Exercise instructions - What is the number of lines holding the word "object"? Write that number and nothing else.

Information given -
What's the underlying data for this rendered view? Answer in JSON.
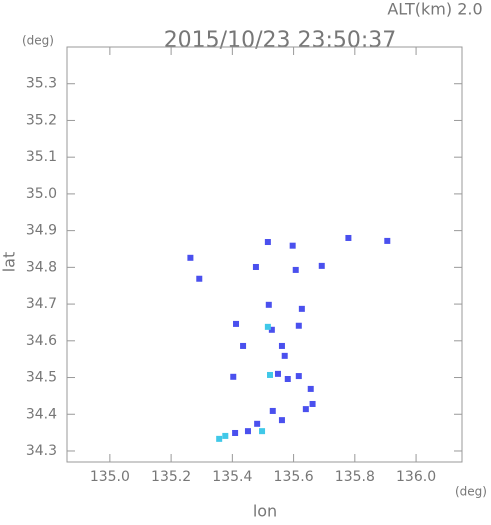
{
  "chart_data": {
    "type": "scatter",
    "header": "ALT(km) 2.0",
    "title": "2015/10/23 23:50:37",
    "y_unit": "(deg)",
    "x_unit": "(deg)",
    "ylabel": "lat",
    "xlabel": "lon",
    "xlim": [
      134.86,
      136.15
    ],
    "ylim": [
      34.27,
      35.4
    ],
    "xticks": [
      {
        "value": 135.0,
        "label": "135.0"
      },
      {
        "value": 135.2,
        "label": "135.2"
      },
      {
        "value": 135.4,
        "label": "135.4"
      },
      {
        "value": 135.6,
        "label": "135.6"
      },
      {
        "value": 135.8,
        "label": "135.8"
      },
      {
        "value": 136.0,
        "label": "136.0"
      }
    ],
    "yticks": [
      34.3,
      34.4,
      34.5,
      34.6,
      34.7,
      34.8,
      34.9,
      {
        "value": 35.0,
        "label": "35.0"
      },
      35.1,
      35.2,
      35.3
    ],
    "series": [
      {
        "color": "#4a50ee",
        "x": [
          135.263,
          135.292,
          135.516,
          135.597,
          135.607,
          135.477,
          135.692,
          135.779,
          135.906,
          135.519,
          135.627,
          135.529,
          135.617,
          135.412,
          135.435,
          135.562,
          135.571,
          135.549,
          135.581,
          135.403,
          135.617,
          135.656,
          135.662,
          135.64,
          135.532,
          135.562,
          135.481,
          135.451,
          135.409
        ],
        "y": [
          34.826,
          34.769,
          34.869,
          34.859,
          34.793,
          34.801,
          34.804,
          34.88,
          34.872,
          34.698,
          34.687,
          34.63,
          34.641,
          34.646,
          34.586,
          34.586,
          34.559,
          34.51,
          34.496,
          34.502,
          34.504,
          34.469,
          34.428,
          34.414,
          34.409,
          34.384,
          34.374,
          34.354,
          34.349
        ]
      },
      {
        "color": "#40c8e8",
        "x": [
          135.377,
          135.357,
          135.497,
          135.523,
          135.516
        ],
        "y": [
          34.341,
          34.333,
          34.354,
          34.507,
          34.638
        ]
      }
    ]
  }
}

==

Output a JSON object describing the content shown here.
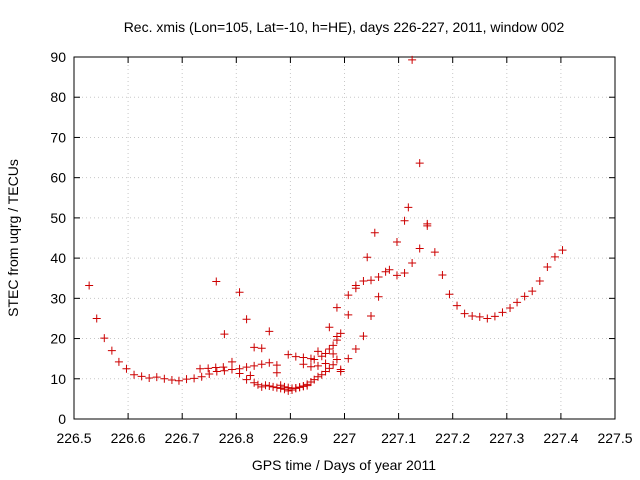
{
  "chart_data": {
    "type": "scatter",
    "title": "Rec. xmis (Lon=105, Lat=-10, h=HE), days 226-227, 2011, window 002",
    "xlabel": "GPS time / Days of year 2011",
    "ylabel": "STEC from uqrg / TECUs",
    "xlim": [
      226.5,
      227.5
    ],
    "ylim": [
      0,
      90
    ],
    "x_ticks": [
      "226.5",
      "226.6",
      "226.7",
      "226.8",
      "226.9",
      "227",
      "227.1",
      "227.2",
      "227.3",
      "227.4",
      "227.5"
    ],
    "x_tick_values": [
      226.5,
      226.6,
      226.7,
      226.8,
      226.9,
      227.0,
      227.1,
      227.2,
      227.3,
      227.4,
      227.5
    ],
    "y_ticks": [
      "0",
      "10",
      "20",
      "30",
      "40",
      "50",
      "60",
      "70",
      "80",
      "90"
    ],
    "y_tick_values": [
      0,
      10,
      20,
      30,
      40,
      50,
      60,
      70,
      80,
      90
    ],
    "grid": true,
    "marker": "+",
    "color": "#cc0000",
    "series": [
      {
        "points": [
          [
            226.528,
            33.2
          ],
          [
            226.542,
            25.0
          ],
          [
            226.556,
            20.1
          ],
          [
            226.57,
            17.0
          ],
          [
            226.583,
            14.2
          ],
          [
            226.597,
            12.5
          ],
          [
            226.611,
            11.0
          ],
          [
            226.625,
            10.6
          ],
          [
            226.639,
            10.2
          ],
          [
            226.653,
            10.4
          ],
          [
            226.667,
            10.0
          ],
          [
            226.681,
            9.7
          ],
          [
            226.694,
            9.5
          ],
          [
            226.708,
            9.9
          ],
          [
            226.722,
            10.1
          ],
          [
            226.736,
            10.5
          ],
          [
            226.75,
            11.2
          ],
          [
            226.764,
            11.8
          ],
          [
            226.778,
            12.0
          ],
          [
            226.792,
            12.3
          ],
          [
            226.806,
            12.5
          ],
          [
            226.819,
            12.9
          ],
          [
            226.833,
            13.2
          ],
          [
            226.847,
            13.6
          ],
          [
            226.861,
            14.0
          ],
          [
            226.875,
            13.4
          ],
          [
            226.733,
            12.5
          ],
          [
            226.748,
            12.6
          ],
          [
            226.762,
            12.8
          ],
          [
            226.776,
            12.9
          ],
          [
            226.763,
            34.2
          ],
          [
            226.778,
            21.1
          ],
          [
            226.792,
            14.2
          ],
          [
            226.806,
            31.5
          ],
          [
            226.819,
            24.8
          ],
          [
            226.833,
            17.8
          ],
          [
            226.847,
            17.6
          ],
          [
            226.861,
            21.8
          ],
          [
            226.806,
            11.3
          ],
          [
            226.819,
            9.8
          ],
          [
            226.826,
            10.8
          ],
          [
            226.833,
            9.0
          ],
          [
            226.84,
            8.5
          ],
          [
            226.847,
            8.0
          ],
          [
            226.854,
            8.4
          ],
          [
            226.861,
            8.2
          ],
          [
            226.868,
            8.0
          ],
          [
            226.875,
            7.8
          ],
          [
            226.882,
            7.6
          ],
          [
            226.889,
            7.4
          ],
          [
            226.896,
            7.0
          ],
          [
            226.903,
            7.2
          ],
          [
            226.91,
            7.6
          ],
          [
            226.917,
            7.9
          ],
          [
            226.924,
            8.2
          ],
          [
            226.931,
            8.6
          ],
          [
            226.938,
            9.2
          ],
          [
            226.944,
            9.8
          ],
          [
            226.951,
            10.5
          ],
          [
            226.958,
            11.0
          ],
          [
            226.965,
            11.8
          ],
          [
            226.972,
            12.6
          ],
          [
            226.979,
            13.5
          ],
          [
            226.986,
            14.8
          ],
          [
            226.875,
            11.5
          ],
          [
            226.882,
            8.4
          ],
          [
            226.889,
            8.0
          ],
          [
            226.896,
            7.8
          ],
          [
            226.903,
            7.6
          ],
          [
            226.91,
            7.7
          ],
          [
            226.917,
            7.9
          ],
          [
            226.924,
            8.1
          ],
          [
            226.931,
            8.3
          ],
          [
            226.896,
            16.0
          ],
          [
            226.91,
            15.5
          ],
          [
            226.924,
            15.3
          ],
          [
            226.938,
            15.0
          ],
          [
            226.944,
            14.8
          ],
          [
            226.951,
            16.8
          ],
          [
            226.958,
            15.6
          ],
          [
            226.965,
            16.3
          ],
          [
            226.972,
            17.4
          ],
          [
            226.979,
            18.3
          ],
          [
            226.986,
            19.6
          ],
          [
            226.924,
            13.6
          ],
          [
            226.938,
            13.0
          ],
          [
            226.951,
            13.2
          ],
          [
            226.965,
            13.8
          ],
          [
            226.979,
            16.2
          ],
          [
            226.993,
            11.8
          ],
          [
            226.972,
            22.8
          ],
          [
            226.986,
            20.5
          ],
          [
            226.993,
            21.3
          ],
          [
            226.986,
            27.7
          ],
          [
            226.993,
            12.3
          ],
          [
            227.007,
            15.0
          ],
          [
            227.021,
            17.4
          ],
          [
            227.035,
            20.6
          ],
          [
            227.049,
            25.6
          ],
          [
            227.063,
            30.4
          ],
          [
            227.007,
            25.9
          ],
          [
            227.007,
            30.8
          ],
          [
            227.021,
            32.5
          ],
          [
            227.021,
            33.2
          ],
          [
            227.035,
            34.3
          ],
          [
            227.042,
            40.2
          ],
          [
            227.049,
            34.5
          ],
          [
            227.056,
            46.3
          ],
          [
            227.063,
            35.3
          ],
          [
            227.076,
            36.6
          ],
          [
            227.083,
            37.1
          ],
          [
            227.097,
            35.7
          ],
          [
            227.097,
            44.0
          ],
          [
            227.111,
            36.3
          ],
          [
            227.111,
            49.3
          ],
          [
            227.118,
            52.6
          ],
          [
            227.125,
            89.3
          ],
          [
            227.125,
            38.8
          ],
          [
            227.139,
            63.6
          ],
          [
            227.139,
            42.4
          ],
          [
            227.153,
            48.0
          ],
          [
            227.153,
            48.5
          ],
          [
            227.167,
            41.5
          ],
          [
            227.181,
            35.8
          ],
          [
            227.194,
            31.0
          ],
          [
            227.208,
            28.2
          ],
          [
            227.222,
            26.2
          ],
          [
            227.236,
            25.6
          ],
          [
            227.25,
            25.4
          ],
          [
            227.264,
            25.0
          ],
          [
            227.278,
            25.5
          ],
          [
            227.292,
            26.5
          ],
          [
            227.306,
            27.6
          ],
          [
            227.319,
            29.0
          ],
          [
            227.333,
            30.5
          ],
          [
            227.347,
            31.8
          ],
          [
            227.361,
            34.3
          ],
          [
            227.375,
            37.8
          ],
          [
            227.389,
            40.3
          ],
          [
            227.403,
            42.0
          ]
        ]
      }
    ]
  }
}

---

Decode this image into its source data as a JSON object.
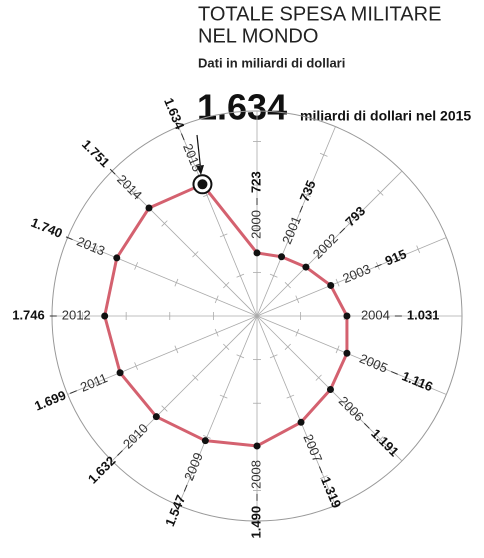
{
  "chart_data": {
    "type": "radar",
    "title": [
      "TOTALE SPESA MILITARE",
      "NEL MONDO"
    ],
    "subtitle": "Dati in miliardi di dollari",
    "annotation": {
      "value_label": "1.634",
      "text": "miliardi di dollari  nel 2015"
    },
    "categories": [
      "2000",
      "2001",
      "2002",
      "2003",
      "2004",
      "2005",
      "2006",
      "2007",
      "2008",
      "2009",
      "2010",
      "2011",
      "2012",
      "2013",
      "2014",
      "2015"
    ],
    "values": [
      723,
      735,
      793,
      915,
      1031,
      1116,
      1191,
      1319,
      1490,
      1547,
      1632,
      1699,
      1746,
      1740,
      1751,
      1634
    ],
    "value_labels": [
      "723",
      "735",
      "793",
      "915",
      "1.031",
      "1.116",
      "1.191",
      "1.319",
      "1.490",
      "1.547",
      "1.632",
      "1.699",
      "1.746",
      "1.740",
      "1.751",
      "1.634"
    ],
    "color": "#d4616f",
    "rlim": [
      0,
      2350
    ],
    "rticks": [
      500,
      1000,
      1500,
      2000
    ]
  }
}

Final result - 2